# start of Data records

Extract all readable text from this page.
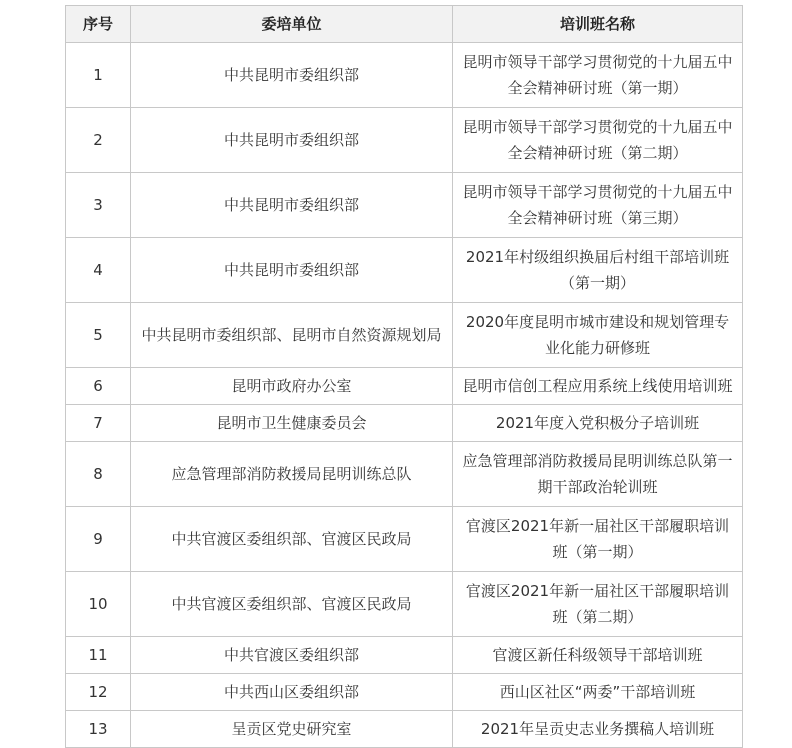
序号	委培单位	培训班名称
1	中共昆明市委组织部	昆明市领导干部学习贯彻党的十九届五中全会精神研讨班（第一期）
2	中共昆明市委组织部	昆明市领导干部学习贯彻党的十九届五中全会精神研讨班（第二期）
3	中共昆明市委组织部	昆明市领导干部学习贯彻党的十九届五中全会精神研讨班（第三期）
4	中共昆明市委组织部	2021年村级组织换届后村组干部培训班（第一期）
5	中共昆明市委组织部、昆明市自然资源规划局	2020年度昆明市城市建设和规划管理专业化能力研修班
6	昆明市政府办公室	昆明市信创工程应用系统上线使用培训班
7	昆明市卫生健康委员会	2021年度入党积极分子培训班
8	应急管理部消防救援局昆明训练总队	应急管理部消防救援局昆明训练总队第一期干部政治轮训班
9	中共官渡区委组织部、官渡区民政局	官渡区2021年新一届社区干部履职培训班（第一期）
10	中共官渡区委组织部、官渡区民政局	官渡区2021年新一届社区干部履职培训班（第二期）
11	中共官渡区委组织部	官渡区新任科级领导干部培训班
12	中共西山区委组织部	西山区社区“两委”干部培训班
13	呈贡区党史研究室	2021年呈贡史志业务撰稿人培训班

# end of Data records

Lines holding the word "昆明市领导干部学习贯彻党的十九届五中全会精神研讨班" in the entries above are the ones to pull out. Copy them all.

Reply to the exercise:
1	中共昆明市委组织部	昆明市领导干部学习贯彻党的十九届五中全会精神研讨班（第一期）
2	中共昆明市委组织部	昆明市领导干部学习贯彻党的十九届五中全会精神研讨班（第二期）
3	中共昆明市委组织部	昆明市领导干部学习贯彻党的十九届五中全会精神研讨班（第三期）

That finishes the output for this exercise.